Texto fornecido:
:::

Aos 86 anos, Francisco, que contou com ajuda de uma bengala durante o voo e saiu do avião em uma cadeira de rodas, estava bem disposto e quis, como é tradição, cumprimentar um a um os cerca de 80 repórteres de todo o mundo que o acompanharam no percurso de Roma para Lisboa. O papa declarou que, apesar do calendário apertado e intenso, regressará “rejuvenescido” deste evento, o maior organizado pela Igreja Católica e que acontece de três em três anos, mas que teve de ser adiado por um ano devido à pandemia. Apesar de ter sido operado de uma hérnia abdominal há dois meses, Francisco não quis faltar ao encontro, que será a quarta JMJ da qual participará, depois das do Brasil, Polônia e Panamá. Segundo explicou aos jornalistas, embora os organizadores tenham falado que cerca de um milhão de jovens vão participar na JMJ de Lisboa, existe a expectativa de que esse número seja ultrapassado. “Eles me disseram que haverá mais de um milhão”, disse Francisco, que aproveitou também para agradecer aos jornalistas pelo trabalho dos últimos dias.

:::

(Entradas de dados extraídos)
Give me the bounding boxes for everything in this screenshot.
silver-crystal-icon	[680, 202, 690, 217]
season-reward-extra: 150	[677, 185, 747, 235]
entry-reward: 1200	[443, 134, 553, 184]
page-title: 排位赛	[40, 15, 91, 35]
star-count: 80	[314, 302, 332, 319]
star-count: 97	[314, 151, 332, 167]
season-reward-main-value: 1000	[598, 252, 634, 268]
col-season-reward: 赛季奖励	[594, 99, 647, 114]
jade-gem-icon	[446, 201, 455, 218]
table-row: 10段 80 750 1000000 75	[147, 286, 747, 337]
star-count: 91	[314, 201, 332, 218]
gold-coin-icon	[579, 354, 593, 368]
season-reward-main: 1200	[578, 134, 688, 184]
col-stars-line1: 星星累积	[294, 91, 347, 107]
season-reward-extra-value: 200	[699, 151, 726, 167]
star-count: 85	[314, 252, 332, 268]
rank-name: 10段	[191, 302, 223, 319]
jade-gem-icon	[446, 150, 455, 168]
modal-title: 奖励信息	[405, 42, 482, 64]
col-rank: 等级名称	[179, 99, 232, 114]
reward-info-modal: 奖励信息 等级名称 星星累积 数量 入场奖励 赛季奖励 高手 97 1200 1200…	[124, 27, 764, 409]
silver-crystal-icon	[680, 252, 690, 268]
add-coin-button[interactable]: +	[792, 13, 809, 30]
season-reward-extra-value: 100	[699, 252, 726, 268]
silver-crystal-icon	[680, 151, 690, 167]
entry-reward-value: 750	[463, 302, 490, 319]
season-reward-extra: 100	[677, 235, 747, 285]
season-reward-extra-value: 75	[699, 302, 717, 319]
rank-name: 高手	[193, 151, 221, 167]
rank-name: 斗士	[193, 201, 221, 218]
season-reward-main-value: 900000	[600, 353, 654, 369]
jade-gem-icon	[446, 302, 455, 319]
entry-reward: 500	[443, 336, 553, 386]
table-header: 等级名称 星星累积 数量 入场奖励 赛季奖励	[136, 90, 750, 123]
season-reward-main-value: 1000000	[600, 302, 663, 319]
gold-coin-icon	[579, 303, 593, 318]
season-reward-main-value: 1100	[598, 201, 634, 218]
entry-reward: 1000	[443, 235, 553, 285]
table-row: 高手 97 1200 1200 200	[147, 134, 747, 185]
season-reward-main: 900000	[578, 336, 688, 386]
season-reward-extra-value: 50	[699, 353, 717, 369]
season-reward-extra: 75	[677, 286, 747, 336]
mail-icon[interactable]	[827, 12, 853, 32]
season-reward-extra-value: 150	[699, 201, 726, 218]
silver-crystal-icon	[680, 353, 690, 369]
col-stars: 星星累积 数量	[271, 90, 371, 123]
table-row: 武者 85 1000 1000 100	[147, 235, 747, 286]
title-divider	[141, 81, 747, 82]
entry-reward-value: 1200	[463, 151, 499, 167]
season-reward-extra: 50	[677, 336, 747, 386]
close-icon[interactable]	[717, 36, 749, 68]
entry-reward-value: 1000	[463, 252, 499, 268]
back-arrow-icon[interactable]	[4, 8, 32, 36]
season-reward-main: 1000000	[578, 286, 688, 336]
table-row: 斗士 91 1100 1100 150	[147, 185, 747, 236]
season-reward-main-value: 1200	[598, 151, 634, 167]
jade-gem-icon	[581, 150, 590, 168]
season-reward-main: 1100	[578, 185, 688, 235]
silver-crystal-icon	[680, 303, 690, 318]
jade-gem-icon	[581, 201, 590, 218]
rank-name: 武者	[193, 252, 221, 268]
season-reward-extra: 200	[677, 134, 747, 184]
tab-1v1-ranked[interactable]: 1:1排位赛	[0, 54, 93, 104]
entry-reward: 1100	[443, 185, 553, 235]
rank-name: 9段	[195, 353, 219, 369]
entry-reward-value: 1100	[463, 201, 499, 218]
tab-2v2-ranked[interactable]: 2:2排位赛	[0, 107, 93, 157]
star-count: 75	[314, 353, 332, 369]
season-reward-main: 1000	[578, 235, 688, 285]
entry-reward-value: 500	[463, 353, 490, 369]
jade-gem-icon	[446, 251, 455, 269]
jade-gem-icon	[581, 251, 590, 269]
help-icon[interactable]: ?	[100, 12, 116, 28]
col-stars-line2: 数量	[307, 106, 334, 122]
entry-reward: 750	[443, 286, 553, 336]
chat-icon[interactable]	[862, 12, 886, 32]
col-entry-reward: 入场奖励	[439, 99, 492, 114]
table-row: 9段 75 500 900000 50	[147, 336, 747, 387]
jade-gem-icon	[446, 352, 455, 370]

:::

Sobre esta tarefa:
Retome o texto sobre a viagem do papa Francisco a Lisboa para a JMJ e dê continuidade a ele a partir da última frase apresentada.

Resposta à tarefa:
Em Lisboa, onde foram construídos ritos fundamentais para o caminho da comunidade europeia, Francisco recordou “o sonho europeu de um multilateralismo mais amplo do que o mero contexto ocidental”, capaz de “captar o mais débil sinal de distensão e de o ler por entre as linhas mais tortas da realidade”. “O mundo tem necessidade da Europa, da Europa verdadeira: precisa do seu papel de construtora de pontes e de pacificadora no Leste europeu, no Mediterrâneo, na África e no Médio Oriente”, destacou. Fiel aos temas principais de seu pontificado iniciado em 2013, o papa criticou os flagelos que enfraquecem, segundo ele, o Ocidente, como as políticas de imigração, a crise demográfica, a eutanásia e o comércio de armas. Portugal aprovou em maio uma lei que regula “a morte assistida”, unindo-se ao grupo de países europeus que legalizaram a eutanásia e o suicídio assistido, como os da Benelux e a vizinha Espanha.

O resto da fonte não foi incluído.